- _SUPPLIED RECORDS_:
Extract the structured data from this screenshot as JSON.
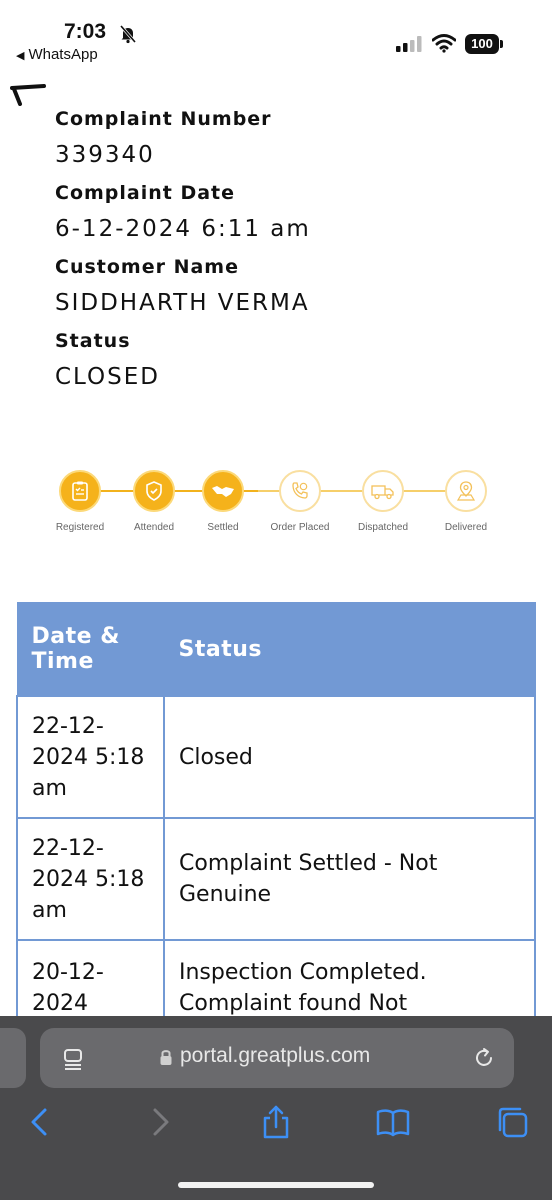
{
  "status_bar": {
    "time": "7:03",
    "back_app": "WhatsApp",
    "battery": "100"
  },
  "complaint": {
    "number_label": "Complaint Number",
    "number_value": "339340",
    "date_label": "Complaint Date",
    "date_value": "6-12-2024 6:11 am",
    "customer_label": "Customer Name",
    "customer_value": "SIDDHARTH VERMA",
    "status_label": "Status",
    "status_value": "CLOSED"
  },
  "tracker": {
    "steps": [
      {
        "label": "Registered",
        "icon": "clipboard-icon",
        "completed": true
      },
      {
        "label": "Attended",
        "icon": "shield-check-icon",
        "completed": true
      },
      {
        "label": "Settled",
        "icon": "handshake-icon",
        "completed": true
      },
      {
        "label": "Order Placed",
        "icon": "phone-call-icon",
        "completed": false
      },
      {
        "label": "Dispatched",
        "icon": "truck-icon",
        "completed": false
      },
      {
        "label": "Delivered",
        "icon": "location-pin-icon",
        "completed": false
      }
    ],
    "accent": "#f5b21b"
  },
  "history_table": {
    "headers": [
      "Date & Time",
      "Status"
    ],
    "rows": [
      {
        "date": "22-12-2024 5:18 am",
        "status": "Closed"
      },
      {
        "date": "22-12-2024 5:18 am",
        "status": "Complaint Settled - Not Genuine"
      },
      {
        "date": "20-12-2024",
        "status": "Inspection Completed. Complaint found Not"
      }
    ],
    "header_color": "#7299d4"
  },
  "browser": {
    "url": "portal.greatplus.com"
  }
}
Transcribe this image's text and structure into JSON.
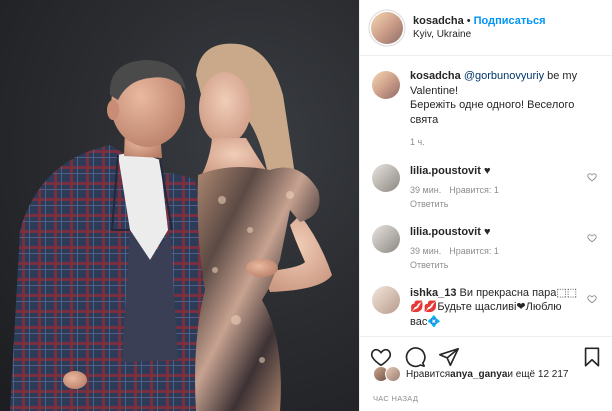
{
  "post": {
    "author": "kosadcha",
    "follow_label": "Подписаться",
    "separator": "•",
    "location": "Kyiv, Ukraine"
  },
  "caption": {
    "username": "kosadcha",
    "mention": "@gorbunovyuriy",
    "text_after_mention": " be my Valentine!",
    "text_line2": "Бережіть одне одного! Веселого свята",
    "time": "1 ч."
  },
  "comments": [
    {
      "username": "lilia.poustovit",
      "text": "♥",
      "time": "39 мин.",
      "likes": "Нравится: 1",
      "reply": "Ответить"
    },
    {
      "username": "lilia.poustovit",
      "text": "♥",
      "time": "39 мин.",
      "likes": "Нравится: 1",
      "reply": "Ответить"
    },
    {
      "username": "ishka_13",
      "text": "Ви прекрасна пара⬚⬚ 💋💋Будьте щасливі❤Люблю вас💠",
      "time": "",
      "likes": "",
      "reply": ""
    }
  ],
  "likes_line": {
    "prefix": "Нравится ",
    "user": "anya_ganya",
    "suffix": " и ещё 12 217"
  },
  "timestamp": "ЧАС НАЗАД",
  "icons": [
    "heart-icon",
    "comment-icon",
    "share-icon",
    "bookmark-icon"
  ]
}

- _AIM OF THE TASK_: Extract the entries in full, exactly as they are, minus the pictures.

- _EXPECTED ANSWER_:
Extract the structured data from this screenshot as JSON.
{
  "status_bar": {
    "time": "7:03",
    "back_app": "WhatsApp",
    "battery": "100"
  },
  "complaint": {
    "number_label": "Complaint Number",
    "number_value": "339340",
    "date_label": "Complaint Date",
    "date_value": "6-12-2024 6:11 am",
    "customer_label": "Customer Name",
    "customer_value": "SIDDHARTH VERMA",
    "status_label": "Status",
    "status_value": "CLOSED"
  },
  "tracker": {
    "steps": [
      {
        "label": "Registered",
        "icon": "clipboard-icon",
        "completed": true
      },
      {
        "label": "Attended",
        "icon": "shield-check-icon",
        "completed": true
      },
      {
        "label": "Settled",
        "icon": "handshake-icon",
        "completed": true
      },
      {
        "label": "Order Placed",
        "icon": "phone-call-icon",
        "completed": false
      },
      {
        "label": "Dispatched",
        "icon": "truck-icon",
        "completed": false
      },
      {
        "label": "Delivered",
        "icon": "location-pin-icon",
        "completed": false
      }
    ],
    "accent": "#f5b21b"
  },
  "history_table": {
    "headers": [
      "Date & Time",
      "Status"
    ],
    "rows": [
      {
        "date": "22-12-2024 5:18 am",
        "status": "Closed"
      },
      {
        "date": "22-12-2024 5:18 am",
        "status": "Complaint Settled - Not Genuine"
      },
      {
        "date": "20-12-2024",
        "status": "Inspection Completed. Complaint found Not"
      }
    ],
    "header_color": "#7299d4"
  },
  "browser": {
    "url": "portal.greatplus.com"
  }
}
Transcribe this image's text and structure into JSON.
{
  "post": {
    "author": "kosadcha",
    "follow_label": "Подписаться",
    "separator": "•",
    "location": "Kyiv, Ukraine"
  },
  "caption": {
    "username": "kosadcha",
    "mention": "@gorbunovyuriy",
    "text_after_mention": " be my Valentine!",
    "text_line2": "Бережіть одне одного! Веселого свята",
    "time": "1 ч."
  },
  "comments": [
    {
      "username": "lilia.poustovit",
      "text": "♥",
      "time": "39 мин.",
      "likes": "Нравится: 1",
      "reply": "Ответить"
    },
    {
      "username": "lilia.poustovit",
      "text": "♥",
      "time": "39 мин.",
      "likes": "Нравится: 1",
      "reply": "Ответить"
    },
    {
      "username": "ishka_13",
      "text": "Ви прекрасна пара⬚⬚ 💋💋Будьте щасливі❤Люблю вас💠",
      "time": "",
      "likes": "",
      "reply": ""
    }
  ],
  "likes_line": {
    "prefix": "Нравится ",
    "user": "anya_ganya",
    "suffix": " и ещё 12 217"
  },
  "timestamp": "ЧАС НАЗАД",
  "icons": [
    "heart-icon",
    "comment-icon",
    "share-icon",
    "bookmark-icon"
  ]
}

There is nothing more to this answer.